**EXERCISE PROMPT**
Copy every line in which the string "this" occurs.

[Data excerpts]
* START *

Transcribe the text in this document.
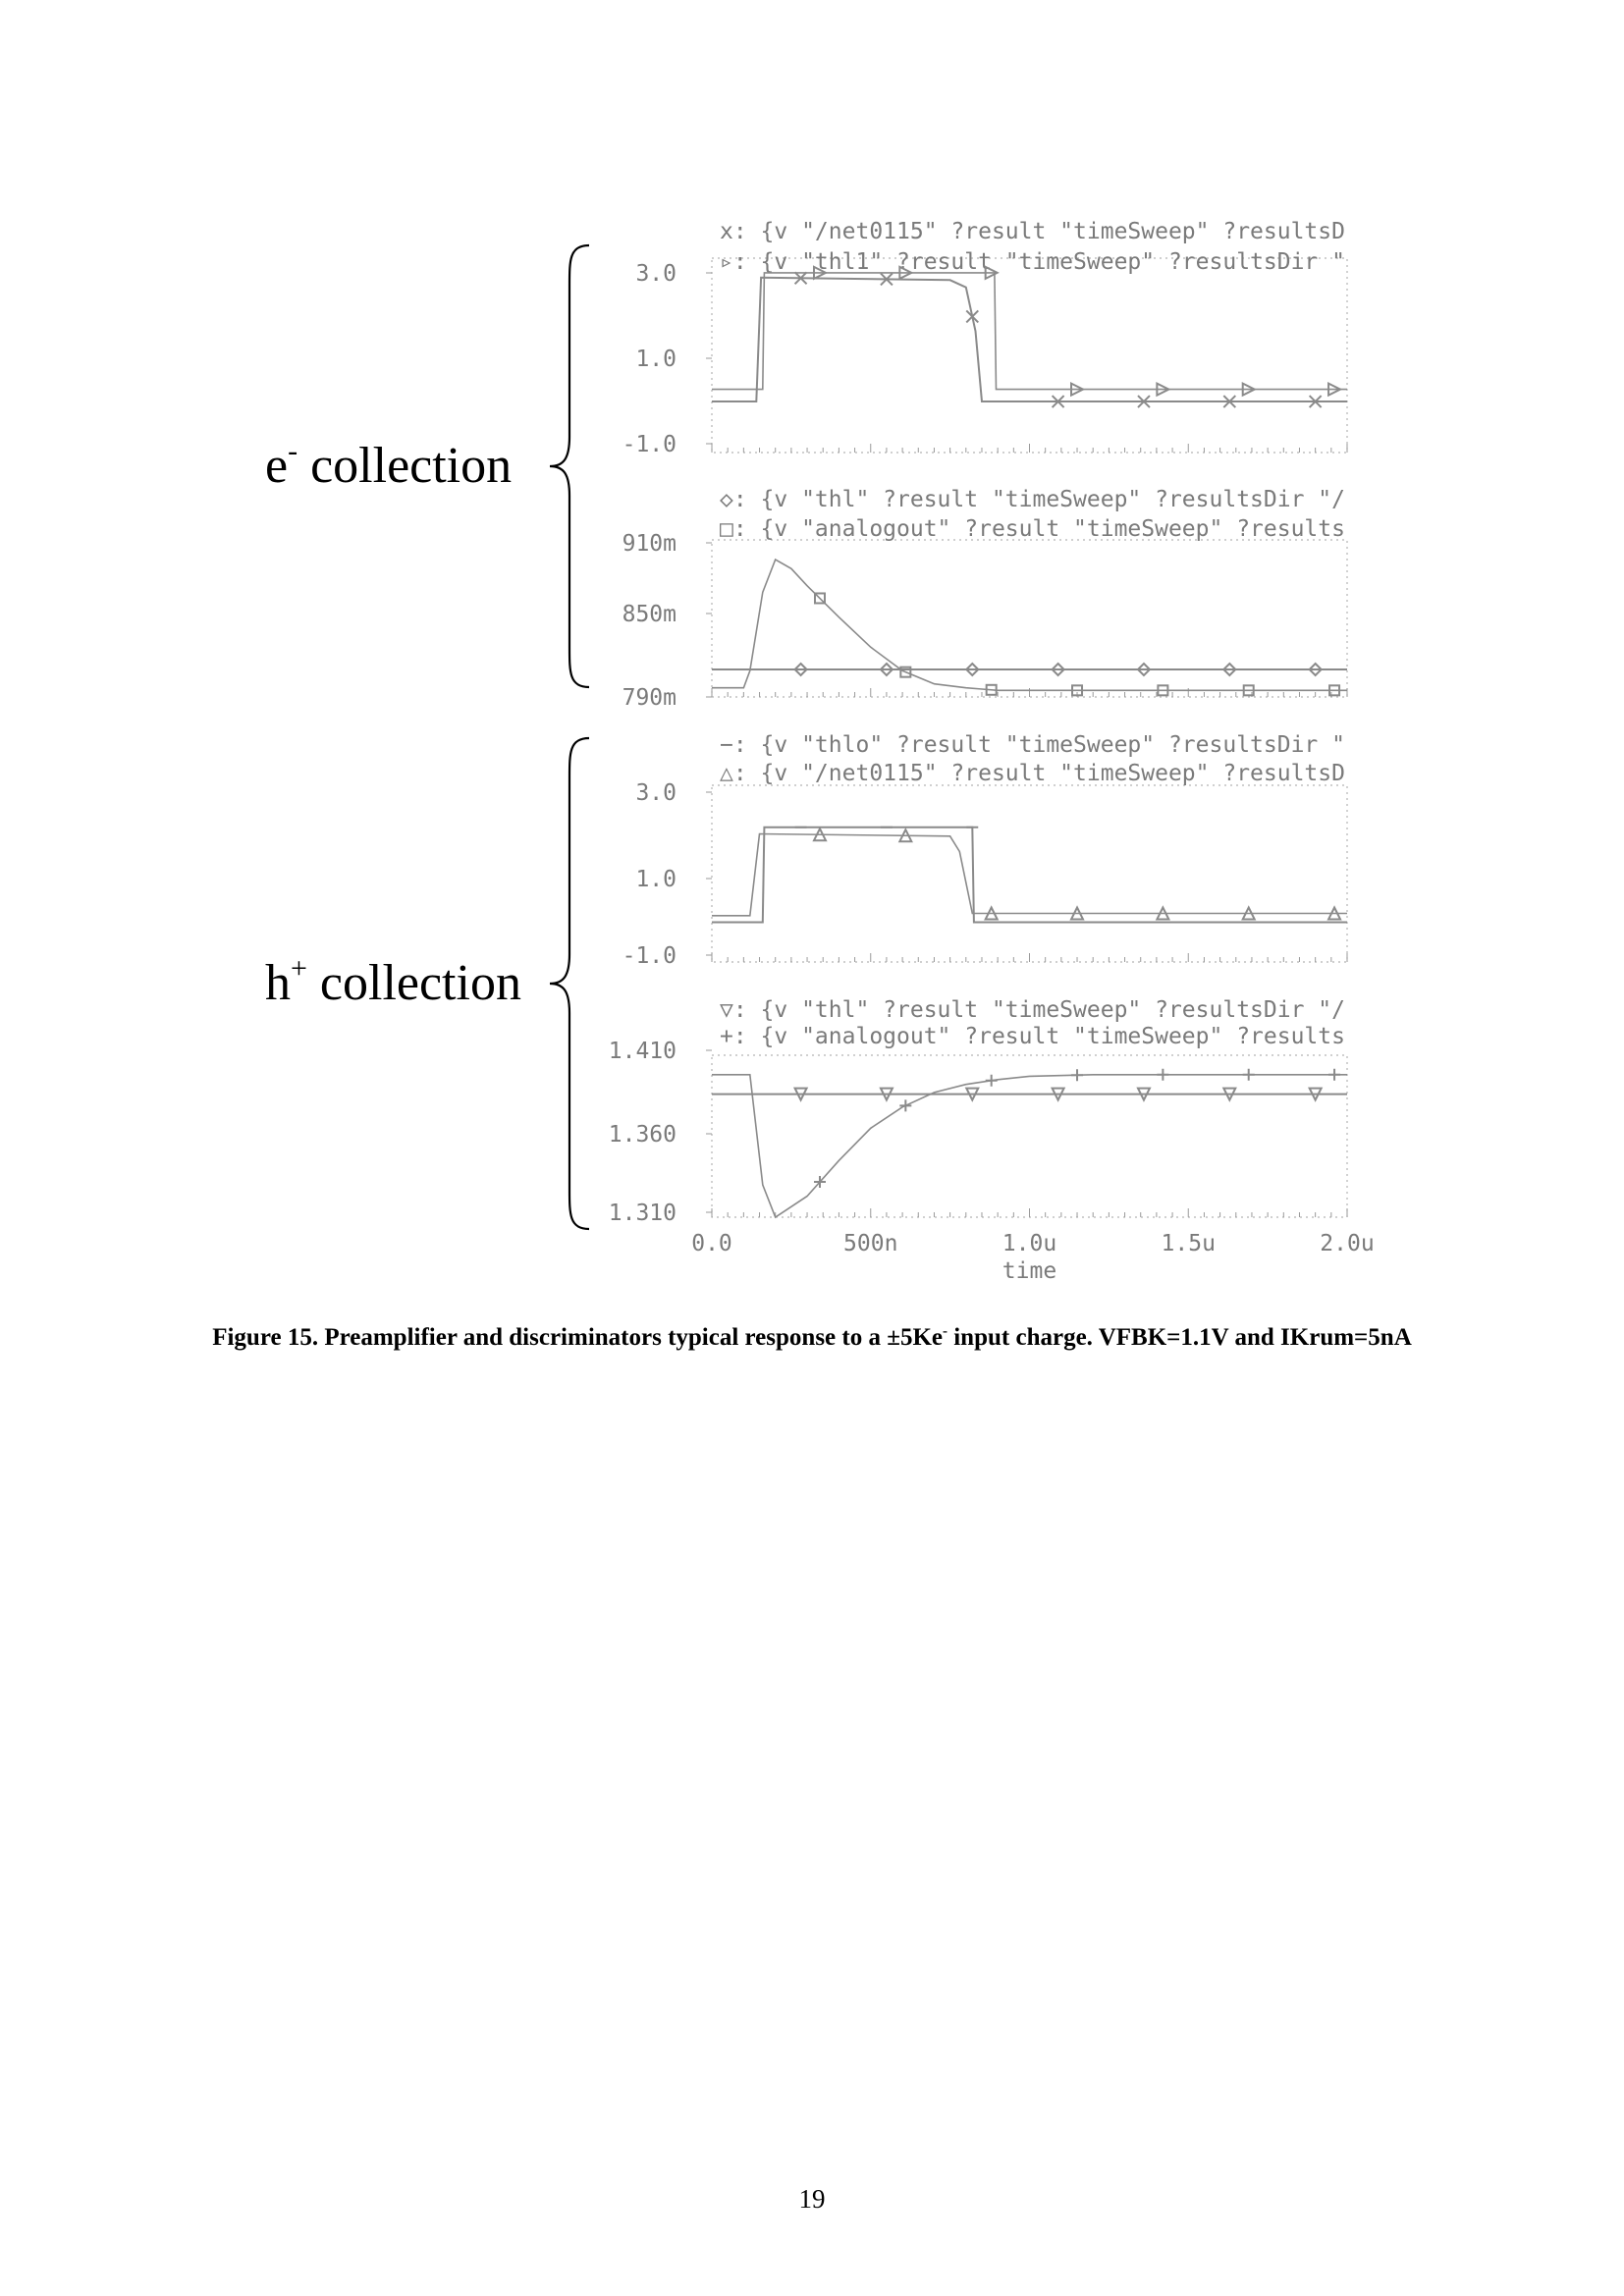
3.0
1.0
-1.0
x: {v "/net0115" ?result "timeSweep" ?resultsD
▹: {v "thl1" ?result "timeSweep" ?resultsDir "
910m
850m
790m
◇: {v "thl" ?result "timeSweep" ?resultsDir "/
□: {v "analogout" ?result "timeSweep" ?results
3.0
1.0
-1.0
−: {v "thlo" ?result "timeSweep" ?resultsDir "
△: {v "/net0115" ?result "timeSweep" ?resultsD
1.410
1.360
1.310
▽: {v "thl" ?result "timeSweep" ?resultsDir "/
+: {v "analogout" ?result "timeSweep" ?results
0.0	500n	1.0u	1.5u	2.0u
time
e- collection
h+ collection
Figure 15. Preamplifier and discriminators typical response to a ±5Ke- input charge. VFBK=1.1V and IKrum=5nA
19
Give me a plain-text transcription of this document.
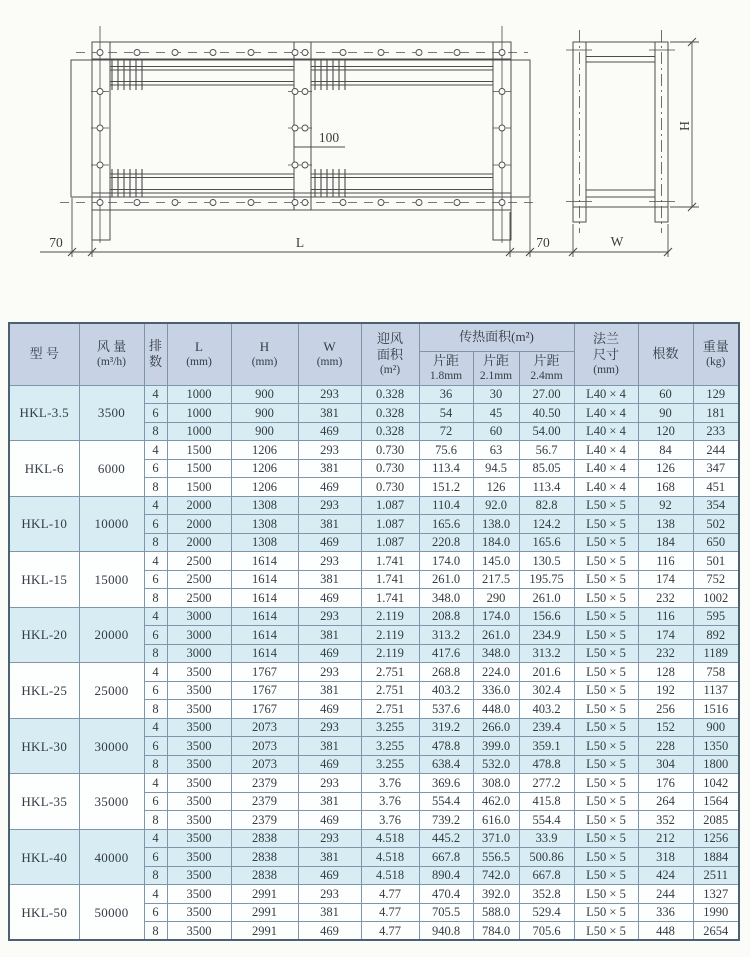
100
70	L	70
H
W
型 号	风 量
(m³/h)

排
数

L
(mm)

H
(mm)

W
(mm)

迎风
面积
(m²)
	传热面积(m²)	法兰
尺寸
(mm)
	根数	重量
(kg)

片距
1.8mm

片距
2.1mm

片距
2.4mm

HKL-3.5	3500	4	1000	900	293	0.328	36	30	27.00	L40 × 4	60	129
		6	1000	900	381	0.328	54	45	40.50	L40 × 4	90	181
		8	1000	900	469	0.328	72	60	54.00	L40 × 4	120	233
HKL-6	6000	4	1500	1206	293	0.730	75.6	63	56.7	L40 × 4	84	244
		6	1500	1206	381	0.730	113.4	94.5	85.05	L40 × 4	126	347
		8	1500	1206	469	0.730	151.2	126	113.4	L40 × 4	168	451
HKL-10	10000	4	2000	1308	293	1.087	110.4	92.0	82.8	L50 × 5	92	354
		6	2000	1308	381	1.087	165.6	138.0	124.2	L50 × 5	138	502
		8	2000	1308	469	1.087	220.8	184.0	165.6	L50 × 5	184	650
HKL-15	15000	4	2500	1614	293	1.741	174.0	145.0	130.5	L50 × 5	116	501
		6	2500	1614	381	1.741	261.0	217.5	195.75	L50 × 5	174	752
		8	2500	1614	469	1.741	348.0	290	261.0	L50 × 5	232	1002
HKL-20	20000	4	3000	1614	293	2.119	208.8	174.0	156.6	L50 × 5	116	595
		6	3000	1614	381	2.119	313.2	261.0	234.9	L50 × 5	174	892
		8	3000	1614	469	2.119	417.6	348.0	313.2	L50 × 5	232	1189
HKL-25	25000	4	3500	1767	293	2.751	268.8	224.0	201.6	L50 × 5	128	758
		6	3500	1767	381	2.751	403.2	336.0	302.4	L50 × 5	192	1137
		8	3500	1767	469	2.751	537.6	448.0	403.2	L50 × 5	256	1516
HKL-30	30000	4	3500	2073	293	3.255	319.2	266.0	239.4	L50 × 5	152	900
		6	3500	2073	381	3.255	478.8	399.0	359.1	L50 × 5	228	1350
		8	3500	2073	469	3.255	638.4	532.0	478.8	L50 × 5	304	1800
HKL-35	35000	4	3500	2379	293	3.76	369.6	308.0	277.2	L50 × 5	176	1042
		6	3500	2379	381	3.76	554.4	462.0	415.8	L50 × 5	264	1564
		8	3500	2379	469	3.76	739.2	616.0	554.4	L50 × 5	352	2085
HKL-40	40000	4	3500	2838	293	4.518	445.2	371.0	33.9	L50 × 5	212	1256
		6	3500	2838	381	4.518	667.8	556.5	500.86	L50 × 5	318	1884
		8	3500	2838	469	4.518	890.4	742.0	667.8	L50 × 5	424	2511
HKL-50	50000	4	3500	2991	293	4.77	470.4	392.0	352.8	L50 × 5	244	1327
		6	3500	2991	381	4.77	705.5	588.0	529.4	L50 × 5	336	1990
		8	3500	2991	469	4.77	940.8	784.0	705.6	L50 × 5	448	2654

* END *

**WRITTEN SOLUTION**
Transcribe the text in this document.
Give me a plain-text transcription of this document.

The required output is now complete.